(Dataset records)
────

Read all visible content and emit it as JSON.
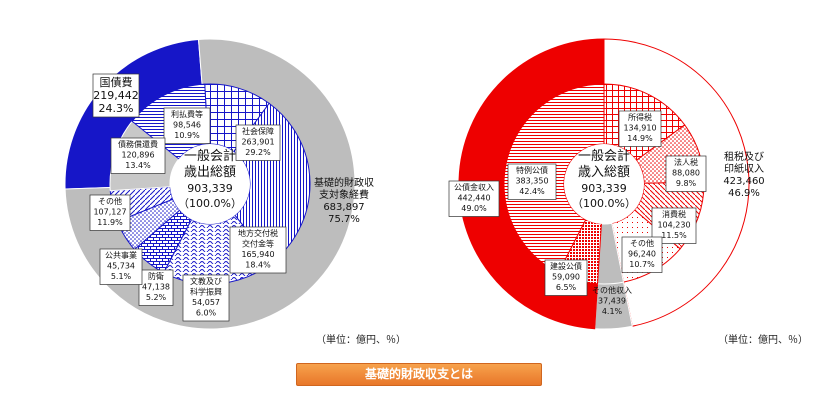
{
  "unit_label": "（単位：億円、％）",
  "button_label": "基礎的財政収支とは",
  "colors": {
    "blue": "#1616c8",
    "red": "#ee0000",
    "gray": "#bdbdbd"
  },
  "chart_data": [
    {
      "type": "pie",
      "center_label": [
        "一般会計",
        "歳出総額",
        "903,339",
        "（100.0%）"
      ],
      "outer_ring": [
        {
          "label": "国債費",
          "value": 219442,
          "percent": "24.3%"
        },
        {
          "label": "基礎的財政収支対象経費",
          "value": 683897,
          "percent": "75.7%"
        }
      ],
      "inner_ring": [
        {
          "label": "利払費等",
          "value": 98546,
          "percent": "10.9%"
        },
        {
          "label": "社会保障",
          "value": 263901,
          "percent": "29.2%"
        },
        {
          "label": "地方交付税交付金等",
          "value": 165940,
          "percent": "18.4%"
        },
        {
          "label": "文教及び科学振興",
          "value": 54057,
          "percent": "6.0%"
        },
        {
          "label": "防衛",
          "value": 47138,
          "percent": "5.2%"
        },
        {
          "label": "公共事業",
          "value": 45734,
          "percent": "5.1%"
        },
        {
          "label": "その他",
          "value": 107127,
          "percent": "11.9%"
        },
        {
          "label": "債務償還費",
          "value": 120896,
          "percent": "13.4%"
        }
      ],
      "labels": [
        {
          "lines": [
            "国債費",
            "219,442",
            "24.3%"
          ]
        },
        {
          "lines": [
            "利払費等",
            "98,546",
            "10.9%"
          ]
        },
        {
          "lines": [
            "債務償還費",
            "120,896",
            "13.4%"
          ]
        },
        {
          "lines": [
            "社会保障",
            "263,901",
            "29.2%"
          ]
        },
        {
          "lines": [
            "基礎的財政収",
            "支対象経費",
            "683,897",
            "75.7%"
          ]
        },
        {
          "lines": [
            "地方交付税",
            "交付金等",
            "165,940",
            "18.4%"
          ]
        },
        {
          "lines": [
            "文教及び",
            "科学振興",
            "54,057",
            "6.0%"
          ]
        },
        {
          "lines": [
            "防衛",
            "47,138",
            "5.2%"
          ]
        },
        {
          "lines": [
            "公共事業",
            "45,734",
            "5.1%"
          ]
        },
        {
          "lines": [
            "その他",
            "107,127",
            "11.9%"
          ]
        }
      ]
    },
    {
      "type": "pie",
      "center_label": [
        "一般会計",
        "歳入総額",
        "903,339",
        "（100.0%）"
      ],
      "outer_ring": [
        {
          "label": "租税及び印紙収入",
          "value": 423460,
          "percent": "46.9%"
        },
        {
          "label": "その他収入",
          "value": 37439,
          "percent": "4.1%"
        },
        {
          "label": "公債金収入",
          "value": 442440,
          "percent": "49.0%"
        }
      ],
      "inner_ring": [
        {
          "label": "所得税",
          "value": 134910,
          "percent": "14.9%"
        },
        {
          "label": "法人税",
          "value": 88080,
          "percent": "9.8%"
        },
        {
          "label": "消費税",
          "value": 104230,
          "percent": "11.5%"
        },
        {
          "label": "その他",
          "value": 96240,
          "percent": "10.7%"
        },
        {
          "label": "その他収入",
          "value": 37439,
          "percent": "4.1%"
        },
        {
          "label": "建設公債",
          "value": 59090,
          "percent": "6.5%"
        },
        {
          "label": "特例公債",
          "value": 383350,
          "percent": "42.4%"
        }
      ],
      "labels": [
        {
          "lines": [
            "所得税",
            "134,910",
            "14.9%"
          ]
        },
        {
          "lines": [
            "法人税",
            "88,080",
            "9.8%"
          ]
        },
        {
          "lines": [
            "租税及び",
            "印紙収入",
            "423,460",
            "46.9%"
          ]
        },
        {
          "lines": [
            "消費税",
            "104,230",
            "11.5%"
          ]
        },
        {
          "lines": [
            "その他",
            "96,240",
            "10.7%"
          ]
        },
        {
          "lines": [
            "その他収入",
            "37,439",
            "4.1%"
          ]
        },
        {
          "lines": [
            "建設公債",
            "59,090",
            "6.5%"
          ]
        },
        {
          "lines": [
            "特例公債",
            "383,350",
            "42.4%"
          ]
        },
        {
          "lines": [
            "公債金収入",
            "442,440",
            "49.0%"
          ]
        }
      ]
    }
  ]
}
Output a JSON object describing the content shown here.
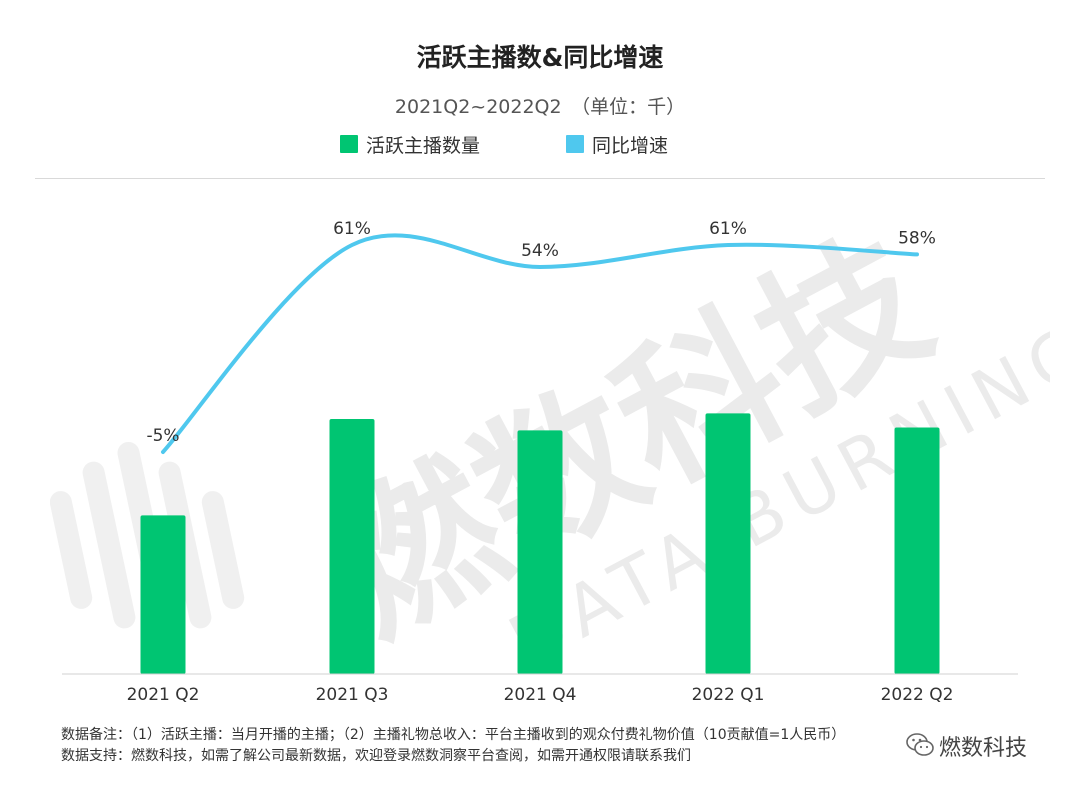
{
  "header": {
    "title": "活跃主播数&同比增速",
    "subtitle": "2021Q2~2022Q2　（单位：千）"
  },
  "legend": {
    "bar_label": "活跃主播数量",
    "line_label": "同比增速"
  },
  "colors": {
    "bar": "#00c572",
    "line": "#4fc8ee"
  },
  "chart_data": {
    "type": "bar+line",
    "categories": [
      "2021 Q2",
      "2021 Q3",
      "2021 Q4",
      "2022 Q1",
      "2022 Q2"
    ],
    "series": [
      {
        "name": "活跃主播数量",
        "type": "bar",
        "values": [
          56,
          90,
          86,
          92,
          87
        ]
      },
      {
        "name": "同比增速",
        "type": "line",
        "values": [
          -5,
          61,
          54,
          61,
          58
        ],
        "labels": [
          "-5%",
          "61%",
          "54%",
          "61%",
          "58%"
        ]
      }
    ],
    "ylim": [
      0,
      100
    ]
  },
  "footer": {
    "note": "数据备注：（1）活跃主播：当月开播的主播；（2）主播礼物总收入：平台主播收到的观众付费礼物价值（10贡献值=1人民币）",
    "support": "数据支持：燃数科技，如需了解公司最新数据，欢迎登录燃数洞察平台查阅，如需开通权限请联系我们"
  },
  "watermark": {
    "cn": "燃数科技",
    "en": "DATA BURNING"
  },
  "brand": {
    "text": "燃数科技"
  }
}
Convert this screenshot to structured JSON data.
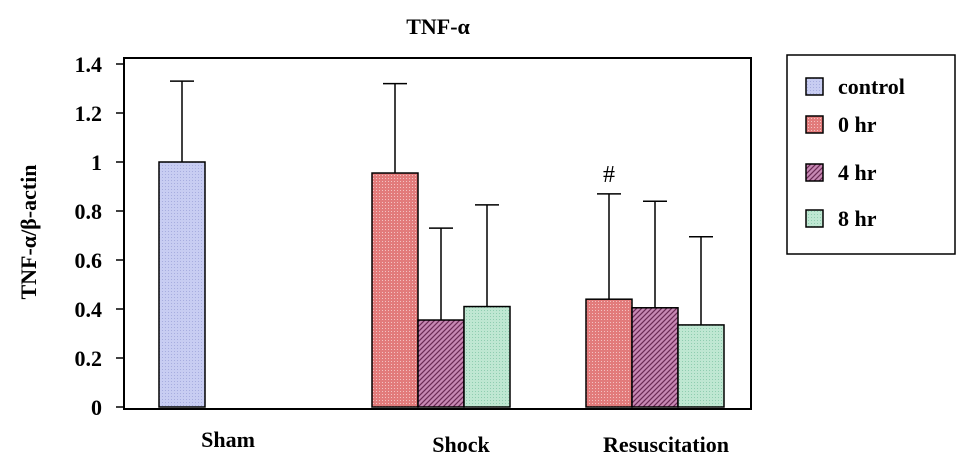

────

» **The exercise**
Determine how many lines of this listing contain "content", and give only the number.

» **The output**
2